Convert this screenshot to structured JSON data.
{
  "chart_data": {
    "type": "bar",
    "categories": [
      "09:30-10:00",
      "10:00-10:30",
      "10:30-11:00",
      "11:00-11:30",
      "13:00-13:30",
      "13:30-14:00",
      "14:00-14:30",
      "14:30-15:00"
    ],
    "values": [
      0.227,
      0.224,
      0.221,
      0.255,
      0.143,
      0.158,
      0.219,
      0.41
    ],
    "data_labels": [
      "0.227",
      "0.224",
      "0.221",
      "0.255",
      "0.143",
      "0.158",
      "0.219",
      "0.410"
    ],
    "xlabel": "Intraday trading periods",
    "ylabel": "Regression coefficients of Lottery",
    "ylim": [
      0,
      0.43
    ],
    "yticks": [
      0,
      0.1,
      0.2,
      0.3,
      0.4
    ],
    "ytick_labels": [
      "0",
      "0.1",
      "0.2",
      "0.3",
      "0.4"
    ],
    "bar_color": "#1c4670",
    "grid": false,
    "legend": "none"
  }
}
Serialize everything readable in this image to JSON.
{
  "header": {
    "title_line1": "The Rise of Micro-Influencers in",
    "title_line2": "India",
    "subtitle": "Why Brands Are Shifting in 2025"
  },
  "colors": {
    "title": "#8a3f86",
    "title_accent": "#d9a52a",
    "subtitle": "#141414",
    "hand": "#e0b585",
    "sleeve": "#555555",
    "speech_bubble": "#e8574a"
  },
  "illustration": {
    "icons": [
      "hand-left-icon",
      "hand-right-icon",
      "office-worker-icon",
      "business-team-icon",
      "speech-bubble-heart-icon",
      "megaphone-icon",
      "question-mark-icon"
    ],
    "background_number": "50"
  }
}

******

TASK DIRECTIONS: Quote only the lines from the line containing "Serialize everything readable" through the end of the listing, please, keeping both the first and the last line.

EXERCISE RESPONSE:
Serialize everything readable in this image to JSON.
{
  "header": {
    "title_line1": "The Rise of Micro-Influencers in",
    "title_line2": "India",
    "subtitle": "Why Brands Are Shifting in 2025"
  },
  "colors": {
    "title": "#8a3f86",
    "title_accent": "#d9a52a",
    "subtitle": "#141414",
    "hand": "#e0b585",
    "sleeve": "#555555",
    "speech_bubble": "#e8574a"
  },
  "illustration": {
    "icons": [
      "hand-left-icon",
      "hand-right-icon",
      "office-worker-icon",
      "business-team-icon",
      "speech-bubble-heart-icon",
      "megaphone-icon",
      "question-mark-icon"
    ],
    "background_number": "50"
  }
}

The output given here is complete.